◆ **STATED PROBLEM**: Would you copy out the whole listing exactly as given?

Records
↓↓↓
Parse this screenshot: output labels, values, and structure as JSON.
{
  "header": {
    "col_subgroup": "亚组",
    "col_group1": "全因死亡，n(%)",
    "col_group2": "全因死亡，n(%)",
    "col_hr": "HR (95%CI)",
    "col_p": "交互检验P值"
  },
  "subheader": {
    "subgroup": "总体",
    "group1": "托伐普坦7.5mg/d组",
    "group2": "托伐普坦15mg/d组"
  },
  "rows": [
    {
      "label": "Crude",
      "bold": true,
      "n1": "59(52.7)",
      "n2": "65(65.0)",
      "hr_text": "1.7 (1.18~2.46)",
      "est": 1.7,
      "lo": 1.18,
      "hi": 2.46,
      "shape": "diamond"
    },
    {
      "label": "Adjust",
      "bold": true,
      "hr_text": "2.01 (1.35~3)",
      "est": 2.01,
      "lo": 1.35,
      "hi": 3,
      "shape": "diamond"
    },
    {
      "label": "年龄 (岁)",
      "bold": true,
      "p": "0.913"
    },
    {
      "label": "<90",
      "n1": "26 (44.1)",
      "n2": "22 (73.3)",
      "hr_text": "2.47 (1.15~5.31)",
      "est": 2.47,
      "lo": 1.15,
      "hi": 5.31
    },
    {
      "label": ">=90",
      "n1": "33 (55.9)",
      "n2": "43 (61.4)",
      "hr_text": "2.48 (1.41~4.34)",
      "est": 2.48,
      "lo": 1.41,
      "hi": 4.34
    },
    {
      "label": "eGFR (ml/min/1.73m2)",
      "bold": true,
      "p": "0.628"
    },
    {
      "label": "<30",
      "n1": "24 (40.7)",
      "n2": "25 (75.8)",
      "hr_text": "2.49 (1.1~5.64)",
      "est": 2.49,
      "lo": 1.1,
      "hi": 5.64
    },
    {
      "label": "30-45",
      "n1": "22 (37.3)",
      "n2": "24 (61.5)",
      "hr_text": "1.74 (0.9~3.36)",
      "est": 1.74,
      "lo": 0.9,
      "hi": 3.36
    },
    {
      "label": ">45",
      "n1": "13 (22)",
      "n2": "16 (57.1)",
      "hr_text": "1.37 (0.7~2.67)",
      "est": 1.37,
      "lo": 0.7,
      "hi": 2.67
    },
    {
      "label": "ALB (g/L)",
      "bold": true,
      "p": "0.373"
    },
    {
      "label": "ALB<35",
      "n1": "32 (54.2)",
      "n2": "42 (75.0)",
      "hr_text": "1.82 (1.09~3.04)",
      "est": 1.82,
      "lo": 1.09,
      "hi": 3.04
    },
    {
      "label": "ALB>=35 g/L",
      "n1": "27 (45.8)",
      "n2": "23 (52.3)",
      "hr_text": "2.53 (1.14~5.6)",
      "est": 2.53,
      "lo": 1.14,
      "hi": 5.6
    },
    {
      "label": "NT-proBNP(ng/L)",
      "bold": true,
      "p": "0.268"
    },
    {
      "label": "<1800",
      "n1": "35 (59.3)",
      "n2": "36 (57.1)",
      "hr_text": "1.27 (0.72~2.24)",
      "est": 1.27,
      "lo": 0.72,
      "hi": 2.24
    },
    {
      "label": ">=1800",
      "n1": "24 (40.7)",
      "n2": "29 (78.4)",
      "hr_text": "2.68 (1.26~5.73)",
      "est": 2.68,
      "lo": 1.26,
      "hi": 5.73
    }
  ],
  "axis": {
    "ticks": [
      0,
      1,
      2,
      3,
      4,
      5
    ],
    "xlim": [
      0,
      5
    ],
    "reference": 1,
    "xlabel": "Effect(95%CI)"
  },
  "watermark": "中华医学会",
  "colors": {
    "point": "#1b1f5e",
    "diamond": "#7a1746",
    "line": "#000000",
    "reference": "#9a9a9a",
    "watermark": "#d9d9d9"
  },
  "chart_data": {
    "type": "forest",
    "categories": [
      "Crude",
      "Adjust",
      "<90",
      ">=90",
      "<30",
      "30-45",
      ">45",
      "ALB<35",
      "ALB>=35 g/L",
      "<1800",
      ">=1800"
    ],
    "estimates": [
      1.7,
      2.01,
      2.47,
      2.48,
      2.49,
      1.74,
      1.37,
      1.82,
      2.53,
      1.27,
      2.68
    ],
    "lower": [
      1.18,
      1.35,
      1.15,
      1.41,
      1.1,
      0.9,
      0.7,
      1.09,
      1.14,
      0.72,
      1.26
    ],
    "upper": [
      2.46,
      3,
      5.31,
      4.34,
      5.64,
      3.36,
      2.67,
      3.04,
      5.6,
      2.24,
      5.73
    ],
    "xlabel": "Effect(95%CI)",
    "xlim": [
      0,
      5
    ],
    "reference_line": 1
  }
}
↑↑↑
◆ **COMPLETED TASK**:
Parse this screenshot: output labels, values, and structure as JSON.
{
  "header": {
    "col_subgroup": "亚组",
    "col_group1": "全因死亡，n(%)",
    "col_group2": "全因死亡，n(%)",
    "col_hr": "HR (95%CI)",
    "col_p": "交互检验P值"
  },
  "subheader": {
    "subgroup": "总体",
    "group1": "托伐普坦7.5mg/d组",
    "group2": "托伐普坦15mg/d组"
  },
  "rows": [
    {
      "label": "Crude",
      "bold": true,
      "n1": "59(52.7)",
      "n2": "65(65.0)",
      "hr_text": "1.7 (1.18~2.46)",
      "est": 1.7,
      "lo": 1.18,
      "hi": 2.46,
      "shape": "diamond"
    },
    {
      "label": "Adjust",
      "bold": true,
      "hr_text": "2.01 (1.35~3)",
      "est": 2.01,
      "lo": 1.35,
      "hi": 3,
      "shape": "diamond"
    },
    {
      "label": "年龄 (岁)",
      "bold": true,
      "p": "0.913"
    },
    {
      "label": "<90",
      "n1": "26 (44.1)",
      "n2": "22 (73.3)",
      "hr_text": "2.47 (1.15~5.31)",
      "est": 2.47,
      "lo": 1.15,
      "hi": 5.31
    },
    {
      "label": ">=90",
      "n1": "33 (55.9)",
      "n2": "43 (61.4)",
      "hr_text": "2.48 (1.41~4.34)",
      "est": 2.48,
      "lo": 1.41,
      "hi": 4.34
    },
    {
      "label": "eGFR (ml/min/1.73m2)",
      "bold": true,
      "p": "0.628"
    },
    {
      "label": "<30",
      "n1": "24 (40.7)",
      "n2": "25 (75.8)",
      "hr_text": "2.49 (1.1~5.64)",
      "est": 2.49,
      "lo": 1.1,
      "hi": 5.64
    },
    {
      "label": "30-45",
      "n1": "22 (37.3)",
      "n2": "24 (61.5)",
      "hr_text": "1.74 (0.9~3.36)",
      "est": 1.74,
      "lo": 0.9,
      "hi": 3.36
    },
    {
      "label": ">45",
      "n1": "13 (22)",
      "n2": "16 (57.1)",
      "hr_text": "1.37 (0.7~2.67)",
      "est": 1.37,
      "lo": 0.7,
      "hi": 2.67
    },
    {
      "label": "ALB (g/L)",
      "bold": true,
      "p": "0.373"
    },
    {
      "label": "ALB<35",
      "n1": "32 (54.2)",
      "n2": "42 (75.0)",
      "hr_text": "1.82 (1.09~3.04)",
      "est": 1.82,
      "lo": 1.09,
      "hi": 3.04
    },
    {
      "label": "ALB>=35 g/L",
      "n1": "27 (45.8)",
      "n2": "23 (52.3)",
      "hr_text": "2.53 (1.14~5.6)",
      "est": 2.53,
      "lo": 1.14,
      "hi": 5.6
    },
    {
      "label": "NT-proBNP(ng/L)",
      "bold": true,
      "p": "0.268"
    },
    {
      "label": "<1800",
      "n1": "35 (59.3)",
      "n2": "36 (57.1)",
      "hr_text": "1.27 (0.72~2.24)",
      "est": 1.27,
      "lo": 0.72,
      "hi": 2.24
    },
    {
      "label": ">=1800",
      "n1": "24 (40.7)",
      "n2": "29 (78.4)",
      "hr_text": "2.68 (1.26~5.73)",
      "est": 2.68,
      "lo": 1.26,
      "hi": 5.73
    }
  ],
  "axis": {
    "ticks": [
      0,
      1,
      2,
      3,
      4,
      5
    ],
    "xlim": [
      0,
      5
    ],
    "reference": 1,
    "xlabel": "Effect(95%CI)"
  },
  "watermark": "中华医学会",
  "colors": {
    "point": "#1b1f5e",
    "diamond": "#7a1746",
    "line": "#000000",
    "reference": "#9a9a9a",
    "watermark": "#d9d9d9"
  },
  "chart_data": {
    "type": "forest",
    "categories": [
      "Crude",
      "Adjust",
      "<90",
      ">=90",
      "<30",
      "30-45",
      ">45",
      "ALB<35",
      "ALB>=35 g/L",
      "<1800",
      ">=1800"
    ],
    "estimates": [
      1.7,
      2.01,
      2.47,
      2.48,
      2.49,
      1.74,
      1.37,
      1.82,
      2.53,
      1.27,
      2.68
    ],
    "lower": [
      1.18,
      1.35,
      1.15,
      1.41,
      1.1,
      0.9,
      0.7,
      1.09,
      1.14,
      0.72,
      1.26
    ],
    "upper": [
      2.46,
      3,
      5.31,
      4.34,
      5.64,
      3.36,
      2.67,
      3.04,
      5.6,
      2.24,
      5.73
    ],
    "xlabel": "Effect(95%CI)",
    "xlim": [
      0,
      5
    ],
    "reference_line": 1
  }
}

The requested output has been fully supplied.